▶ Problem details
Restate the records that follow word for word; no pictures should appear.
┄┄┄┄┄┄
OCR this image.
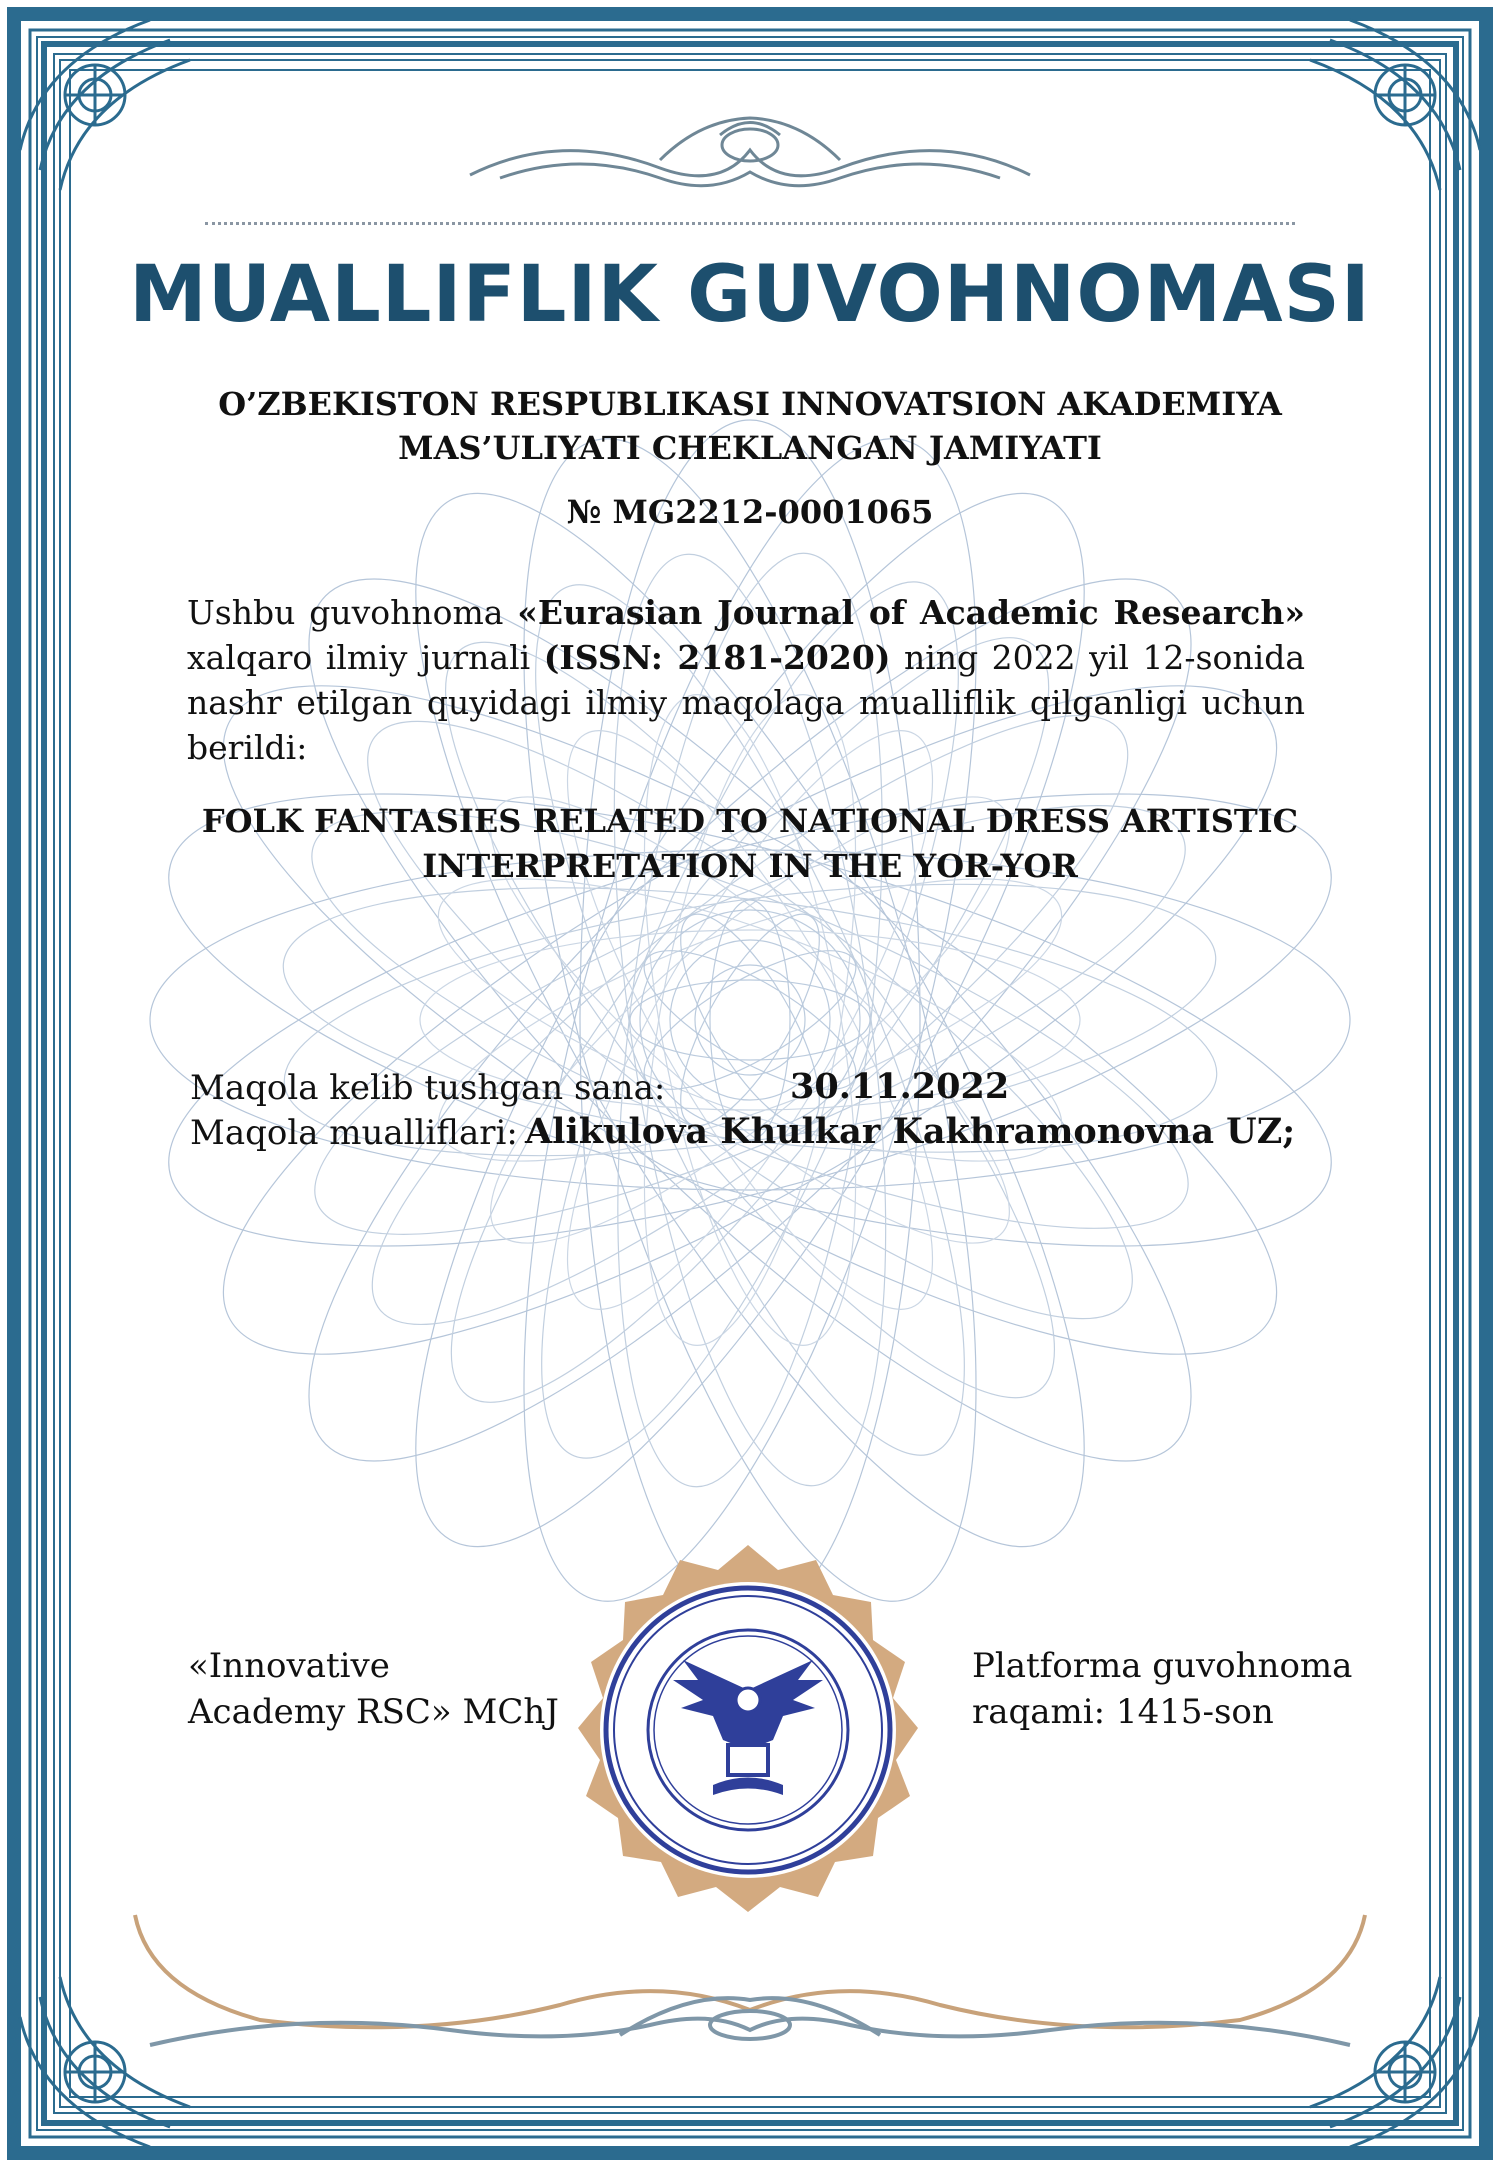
MUALLIFLIK GUVOHNOMASI
O’ZBEKISTON RESPUBLIKASI INNOVATSION AKADEMIYA
MAS’ULIYATI CHEKLANGAN JAMIYATI
№ MG2212-0001065
Ushbu guvohnoma «Eurasian Journal of Academic Research» xalqaro ilmiy jurnali (ISSN: 2181-2020) ning 2022 yil 12-sonida nashr etilgan quyidagi ilmiy maqolaga mualliflik qilganligi uchun berildi:
FOLK FANTASIES RELATED TO NATIONAL DRESS ARTISTIC
INTERPRETATION IN THE YOR-YOR
Maqola kelib tushgan sana:	30.11.2022
Maqola mualliflari: Alikulova Khulkar Kakhramonovna UZ;
«Innovative
Academy RSC» MChJ
Platforma guvohnoma
raqami: 1415-son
┄┄┄┄┄┄
▶ Expected answer
OCR this image.
MUALLIFLIK GUVOHNOMASI
O’ZBEKISTON RESPUBLIKASI INNOVATSION AKADEMIYA
MAS’ULIYATI CHEKLANGAN JAMIYATI
№ MG2212-0001065
Ushbu guvohnoma «Eurasian Journal of Academic Research» xalqaro ilmiy jurnali (ISSN: 2181-2020) ning 2022 yil 12-sonida nashr etilgan quyidagi ilmiy maqolaga mualliflik qilganligi uchun berildi:
FOLK FANTASIES RELATED TO NATIONAL DRESS ARTISTIC
INTERPRETATION IN THE YOR-YOR
Maqola kelib tushgan sana:	30.11.2022
Maqola mualliflari: Alikulova Khulkar Kakhramonovna UZ;
«Innovative
Academy RSC» MChJ
Platforma guvohnoma
raqami: 1415-son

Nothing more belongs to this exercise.